Records:
________
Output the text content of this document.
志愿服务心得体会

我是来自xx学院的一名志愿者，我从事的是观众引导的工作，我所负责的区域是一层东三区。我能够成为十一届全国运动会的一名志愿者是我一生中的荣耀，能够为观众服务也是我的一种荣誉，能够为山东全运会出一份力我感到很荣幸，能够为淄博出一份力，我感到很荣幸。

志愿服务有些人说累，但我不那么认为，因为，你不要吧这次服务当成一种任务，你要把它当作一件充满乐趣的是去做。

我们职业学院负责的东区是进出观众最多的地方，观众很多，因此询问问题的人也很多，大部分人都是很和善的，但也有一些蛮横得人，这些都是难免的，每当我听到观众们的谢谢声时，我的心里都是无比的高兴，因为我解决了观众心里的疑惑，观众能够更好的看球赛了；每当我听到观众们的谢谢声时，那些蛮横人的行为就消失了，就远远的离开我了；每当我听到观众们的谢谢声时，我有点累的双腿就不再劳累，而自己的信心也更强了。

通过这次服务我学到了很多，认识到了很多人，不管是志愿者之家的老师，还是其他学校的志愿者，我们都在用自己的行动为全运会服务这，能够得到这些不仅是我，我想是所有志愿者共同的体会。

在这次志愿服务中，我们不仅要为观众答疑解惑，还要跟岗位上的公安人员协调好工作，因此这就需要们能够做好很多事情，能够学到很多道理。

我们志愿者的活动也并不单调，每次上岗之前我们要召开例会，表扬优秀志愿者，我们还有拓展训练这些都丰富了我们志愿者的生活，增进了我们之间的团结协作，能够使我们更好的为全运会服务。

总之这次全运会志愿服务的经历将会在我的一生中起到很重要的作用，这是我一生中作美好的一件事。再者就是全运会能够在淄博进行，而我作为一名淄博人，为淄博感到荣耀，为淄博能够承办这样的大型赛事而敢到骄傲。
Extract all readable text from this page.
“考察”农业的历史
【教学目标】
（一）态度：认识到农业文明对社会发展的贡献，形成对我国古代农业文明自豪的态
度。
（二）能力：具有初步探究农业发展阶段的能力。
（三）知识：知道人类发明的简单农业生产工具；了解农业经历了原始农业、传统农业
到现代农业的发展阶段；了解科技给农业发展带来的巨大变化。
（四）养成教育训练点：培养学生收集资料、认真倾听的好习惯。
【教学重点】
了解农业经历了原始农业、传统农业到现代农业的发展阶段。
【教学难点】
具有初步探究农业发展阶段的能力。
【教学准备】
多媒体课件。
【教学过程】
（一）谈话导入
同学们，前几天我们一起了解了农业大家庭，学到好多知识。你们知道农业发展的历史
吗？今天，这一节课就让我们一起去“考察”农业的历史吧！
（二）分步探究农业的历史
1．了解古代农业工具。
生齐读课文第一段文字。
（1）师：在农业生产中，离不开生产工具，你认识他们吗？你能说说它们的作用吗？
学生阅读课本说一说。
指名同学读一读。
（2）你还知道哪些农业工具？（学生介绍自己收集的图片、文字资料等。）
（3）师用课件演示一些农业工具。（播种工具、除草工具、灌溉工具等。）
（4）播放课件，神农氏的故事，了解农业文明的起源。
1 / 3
________
INSTRUCTION —
All lines above containing the string "this" are to be collected.

OUTPUT —
Output the text content of this document.
Extract all readable text from this page.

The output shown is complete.